Stated task: Each entry below is to be written out exactly, and the pictures are to be left out.
— begin Data —
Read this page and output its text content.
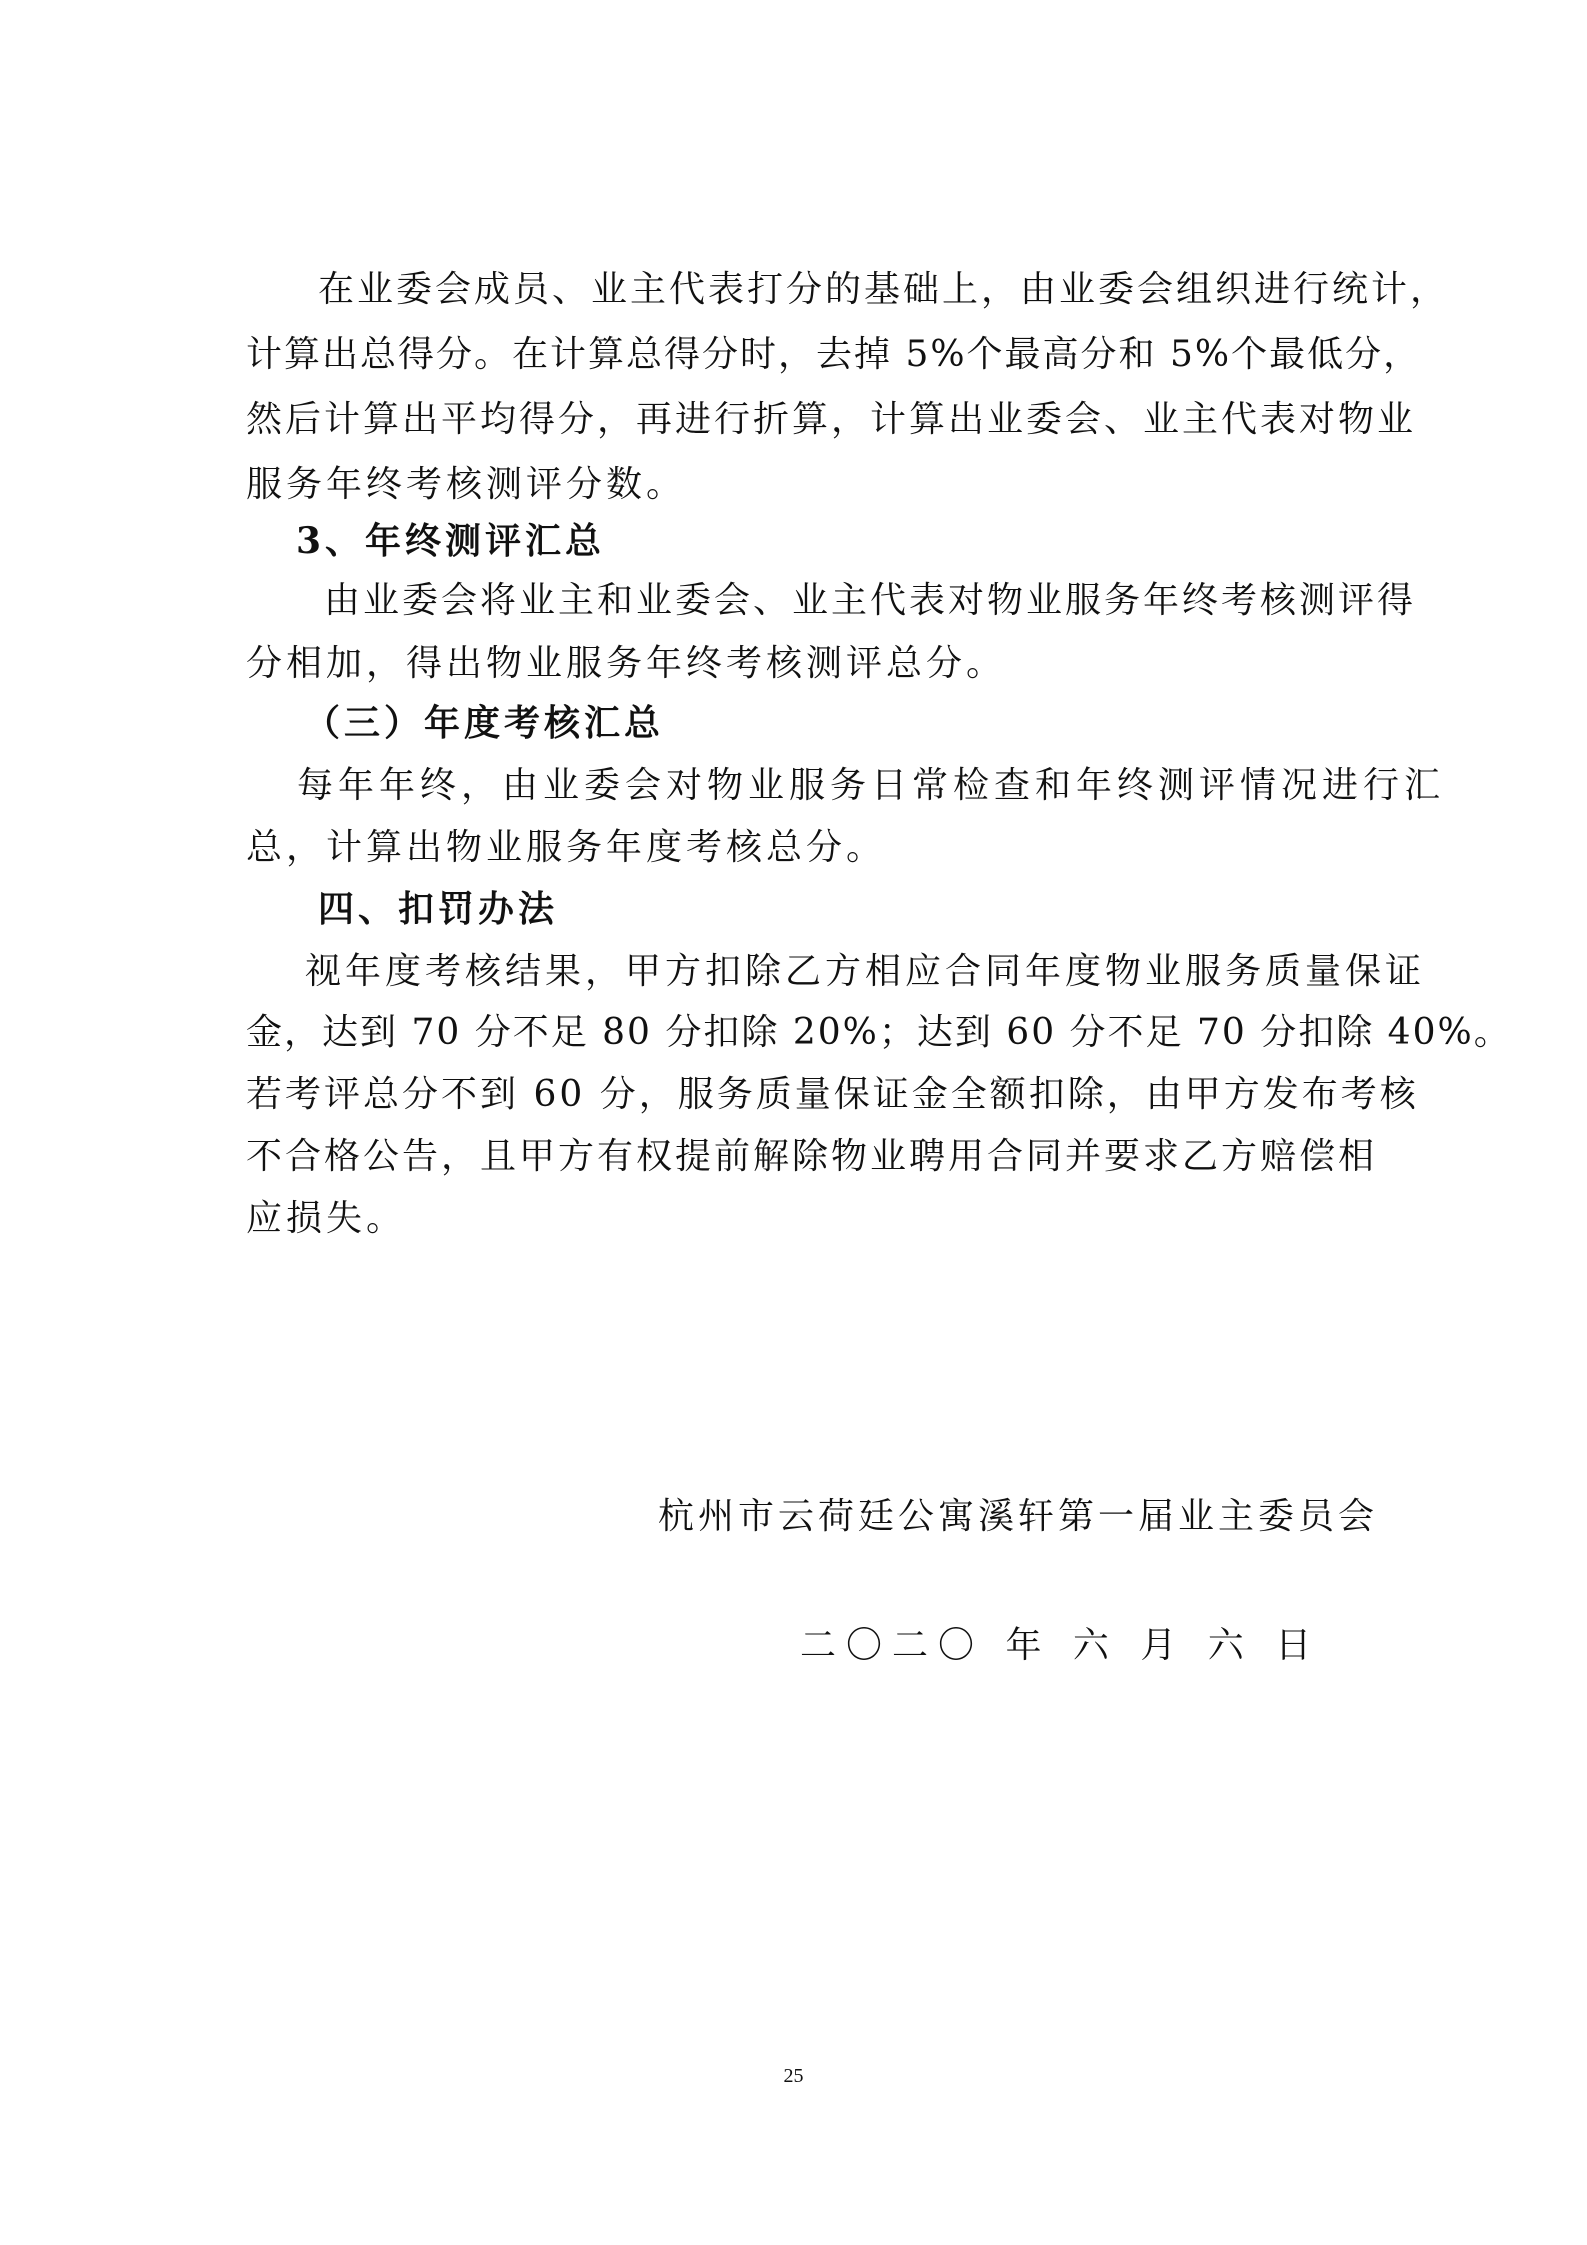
在业委会成员、业主代表打分的基础上，由业委会组织进行统计，
计算出总得分。在计算总得分时，去掉 5%个最高分和 5%个最低分，
然后计算出平均得分，再进行折算，计算出业委会、业主代表对物业
服务年终考核测评分数。
3、年终测评汇总
由业委会将业主和业委会、业主代表对物业服务年终考核测评得
分相加，得出物业服务年终考核测评总分。
（三）年度考核汇总
每年年终，由业委会对物业服务日常检查和年终测评情况进行汇
总，计算出物业服务年度考核总分。
四、扣罚办法
视年度考核结果，甲方扣除乙方相应合同年度物业服务质量保证
金，达到 70 分不足 80 分扣除 20%；达到 60 分不足 70 分扣除 40%。
若考评总分不到 60 分，服务质量保证金全额扣除，由甲方发布考核
不合格公告，且甲方有权提前解除物业聘用合同并要求乙方赔偿相
应损失。
杭州市云荷廷公寓溪轩第一届业主委员会
二〇二〇 年 六 月 六 日
25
— end Data —
Reply:
Read this page and output its text content.
在业委会成员、业主代表打分的基础上，由业委会组织进行统计，
计算出总得分。在计算总得分时，去掉 5%个最高分和 5%个最低分，
然后计算出平均得分，再进行折算，计算出业委会、业主代表对物业
服务年终考核测评分数。
3、年终测评汇总
由业委会将业主和业委会、业主代表对物业服务年终考核测评得
分相加，得出物业服务年终考核测评总分。
（三）年度考核汇总
每年年终，由业委会对物业服务日常检查和年终测评情况进行汇
总，计算出物业服务年度考核总分。
四、扣罚办法
视年度考核结果，甲方扣除乙方相应合同年度物业服务质量保证
金，达到 70 分不足 80 分扣除 20%；达到 60 分不足 70 分扣除 40%。
若考评总分不到 60 分，服务质量保证金全额扣除，由甲方发布考核
不合格公告，且甲方有权提前解除物业聘用合同并要求乙方赔偿相
应损失。
杭州市云荷廷公寓溪轩第一届业主委员会
二〇二〇 年 六 月 六 日
25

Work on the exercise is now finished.